-- TASK BRIEF --
Omit all images. Transcribe the rest of the material below exactly.

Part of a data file
————————
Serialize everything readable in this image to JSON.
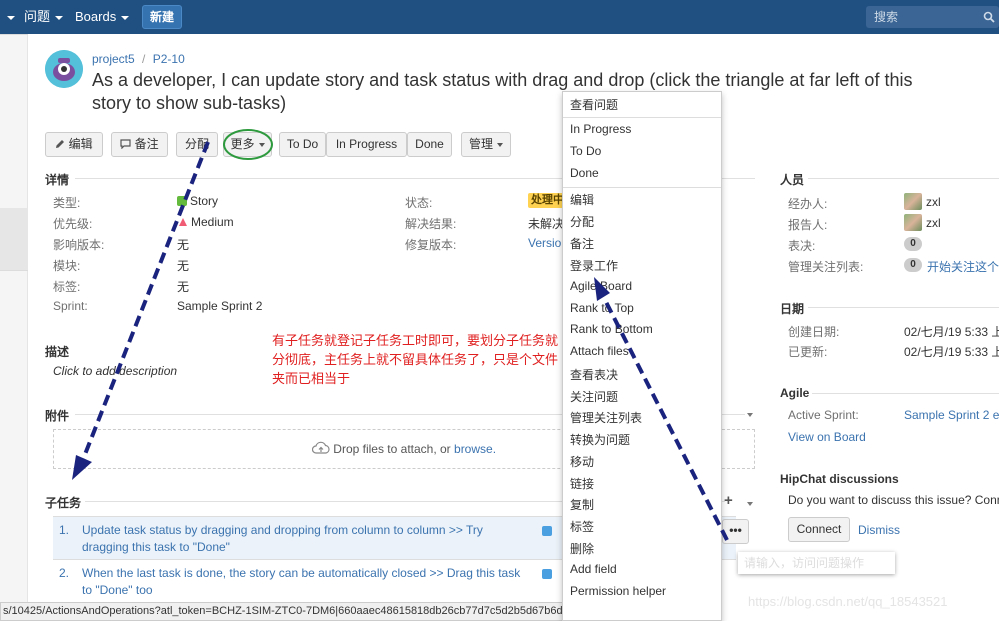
{
  "nav": {
    "issues": "问题",
    "boards": "Boards",
    "create": "新建",
    "search_placeholder": "搜索"
  },
  "breadcrumb": {
    "project": "project5",
    "separator": "/",
    "issue_key": "P2-10"
  },
  "summary": "As a developer, I can update story and task status with drag and drop (click the triangle at far left of this story to show sub-tasks)",
  "toolbar": {
    "edit": "编辑",
    "comment": "备注",
    "assign": "分配",
    "more": "更多",
    "todo": "To Do",
    "in_progress": "In Progress",
    "done": "Done",
    "admin": "管理"
  },
  "details": {
    "title": "详情",
    "type_label": "类型:",
    "type_value": "Story",
    "priority_label": "优先级:",
    "priority_value": "Medium",
    "affects_label": "影响版本:",
    "affects_value": "无",
    "module_label": "模块:",
    "module_value": "无",
    "labels_label": "标签:",
    "labels_value": "无",
    "sprint_label": "Sprint:",
    "sprint_value": "Sample Sprint 2",
    "status_label": "状态:",
    "status_value": "处理中",
    "resolution_label": "解决结果:",
    "resolution_value": "未解决",
    "fix_label": "修复版本:",
    "fix_value": "Versio"
  },
  "description": {
    "title": "描述",
    "placeholder": "Click to add description"
  },
  "annotation": "有子任务就登记子任务工时即可，要划分子任务就分彻底，主任务上就不留具体任务了，只是个文件夹而已相当于",
  "attachments": {
    "title": "附件",
    "drop_text": "Drop files to attach, or ",
    "browse": "browse."
  },
  "subtasks": {
    "title": "子任务",
    "items": [
      {
        "num": "1.",
        "text": "Update task status by dragging and dropping from column to column >> Try dragging this task to \"Done\""
      },
      {
        "num": "2.",
        "text": "When the last task is done, the story can be automatically closed >> Drag this task to \"Done\" too"
      }
    ],
    "more_button": "•••",
    "tooltip": "请输入，访问问题操作"
  },
  "dropdown": {
    "items": [
      "查看问题",
      "In Progress",
      "To Do",
      "Done",
      "编辑",
      "分配",
      "备注",
      "登录工作",
      "Agile Board",
      "Rank to Top",
      "Rank to Bottom",
      "Attach files",
      "查看表决",
      "关注问题",
      "管理关注列表",
      "转换为问题",
      "移动",
      "链接",
      "复制",
      "标签",
      "删除",
      "Add field",
      "Permission helper"
    ]
  },
  "people": {
    "title": "人员",
    "assignee_label": "经办人:",
    "assignee_value": "zxl",
    "reporter_label": "报告人:",
    "reporter_value": "zxl",
    "votes_label": "表决:",
    "votes_value": "0",
    "watchers_label": "管理关注列表:",
    "watchers_value": "0",
    "watch_link": "开始关注这个"
  },
  "dates": {
    "title": "日期",
    "created_label": "创建日期:",
    "created_value": "02/七月/19 5:33 上",
    "updated_label": "已更新:",
    "updated_value": "02/七月/19 5:33 上"
  },
  "agile": {
    "title": "Agile",
    "sprint_label": "Active Sprint:",
    "sprint_value": "Sample Sprint 2 e",
    "board_link": "View on Board"
  },
  "hipchat": {
    "title": "HipChat discussions",
    "text": "Do you want to discuss this issue? Conn",
    "connect": "Connect",
    "dismiss": "Dismiss"
  },
  "statusbar": "s/10425/ActionsAndOperations?atl_token=BCHZ-1SIM-ZTC0-7DM6|660aaec48615818db26cb77d7c5d2b5d67b6d93|lin",
  "watermark": "https://blog.csdn.net/qq_18543521",
  "colors": {
    "nav": "#205081",
    "link": "#3b73af",
    "annotation": "#e02020",
    "arrow": "#1a237e",
    "ellipse": "#2e9a3e"
  }
}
————————
-- EXERCISE ANSWER --
Serialize everything readable in this image to JSON.
{
  "nav": {
    "issues": "问题",
    "boards": "Boards",
    "create": "新建",
    "search_placeholder": "搜索"
  },
  "breadcrumb": {
    "project": "project5",
    "separator": "/",
    "issue_key": "P2-10"
  },
  "summary": "As a developer, I can update story and task status with drag and drop (click the triangle at far left of this story to show sub-tasks)",
  "toolbar": {
    "edit": "编辑",
    "comment": "备注",
    "assign": "分配",
    "more": "更多",
    "todo": "To Do",
    "in_progress": "In Progress",
    "done": "Done",
    "admin": "管理"
  },
  "details": {
    "title": "详情",
    "type_label": "类型:",
    "type_value": "Story",
    "priority_label": "优先级:",
    "priority_value": "Medium",
    "affects_label": "影响版本:",
    "affects_value": "无",
    "module_label": "模块:",
    "module_value": "无",
    "labels_label": "标签:",
    "labels_value": "无",
    "sprint_label": "Sprint:",
    "sprint_value": "Sample Sprint 2",
    "status_label": "状态:",
    "status_value": "处理中",
    "resolution_label": "解决结果:",
    "resolution_value": "未解决",
    "fix_label": "修复版本:",
    "fix_value": "Versio"
  },
  "description": {
    "title": "描述",
    "placeholder": "Click to add description"
  },
  "annotation": "有子任务就登记子任务工时即可，要划分子任务就分彻底，主任务上就不留具体任务了，只是个文件夹而已相当于",
  "attachments": {
    "title": "附件",
    "drop_text": "Drop files to attach, or ",
    "browse": "browse."
  },
  "subtasks": {
    "title": "子任务",
    "items": [
      {
        "num": "1.",
        "text": "Update task status by dragging and dropping from column to column >> Try dragging this task to \"Done\""
      },
      {
        "num": "2.",
        "text": "When the last task is done, the story can be automatically closed >> Drag this task to \"Done\" too"
      }
    ],
    "more_button": "•••",
    "tooltip": "请输入，访问问题操作"
  },
  "dropdown": {
    "items": [
      "查看问题",
      "In Progress",
      "To Do",
      "Done",
      "编辑",
      "分配",
      "备注",
      "登录工作",
      "Agile Board",
      "Rank to Top",
      "Rank to Bottom",
      "Attach files",
      "查看表决",
      "关注问题",
      "管理关注列表",
      "转换为问题",
      "移动",
      "链接",
      "复制",
      "标签",
      "删除",
      "Add field",
      "Permission helper"
    ]
  },
  "people": {
    "title": "人员",
    "assignee_label": "经办人:",
    "assignee_value": "zxl",
    "reporter_label": "报告人:",
    "reporter_value": "zxl",
    "votes_label": "表决:",
    "votes_value": "0",
    "watchers_label": "管理关注列表:",
    "watchers_value": "0",
    "watch_link": "开始关注这个"
  },
  "dates": {
    "title": "日期",
    "created_label": "创建日期:",
    "created_value": "02/七月/19 5:33 上",
    "updated_label": "已更新:",
    "updated_value": "02/七月/19 5:33 上"
  },
  "agile": {
    "title": "Agile",
    "sprint_label": "Active Sprint:",
    "sprint_value": "Sample Sprint 2 e",
    "board_link": "View on Board"
  },
  "hipchat": {
    "title": "HipChat discussions",
    "text": "Do you want to discuss this issue? Conn",
    "connect": "Connect",
    "dismiss": "Dismiss"
  },
  "statusbar": "s/10425/ActionsAndOperations?atl_token=BCHZ-1SIM-ZTC0-7DM6|660aaec48615818db26cb77d7c5d2b5d67b6d93|lin",
  "watermark": "https://blog.csdn.net/qq_18543521",
  "colors": {
    "nav": "#205081",
    "link": "#3b73af",
    "annotation": "#e02020",
    "arrow": "#1a237e",
    "ellipse": "#2e9a3e"
  }
}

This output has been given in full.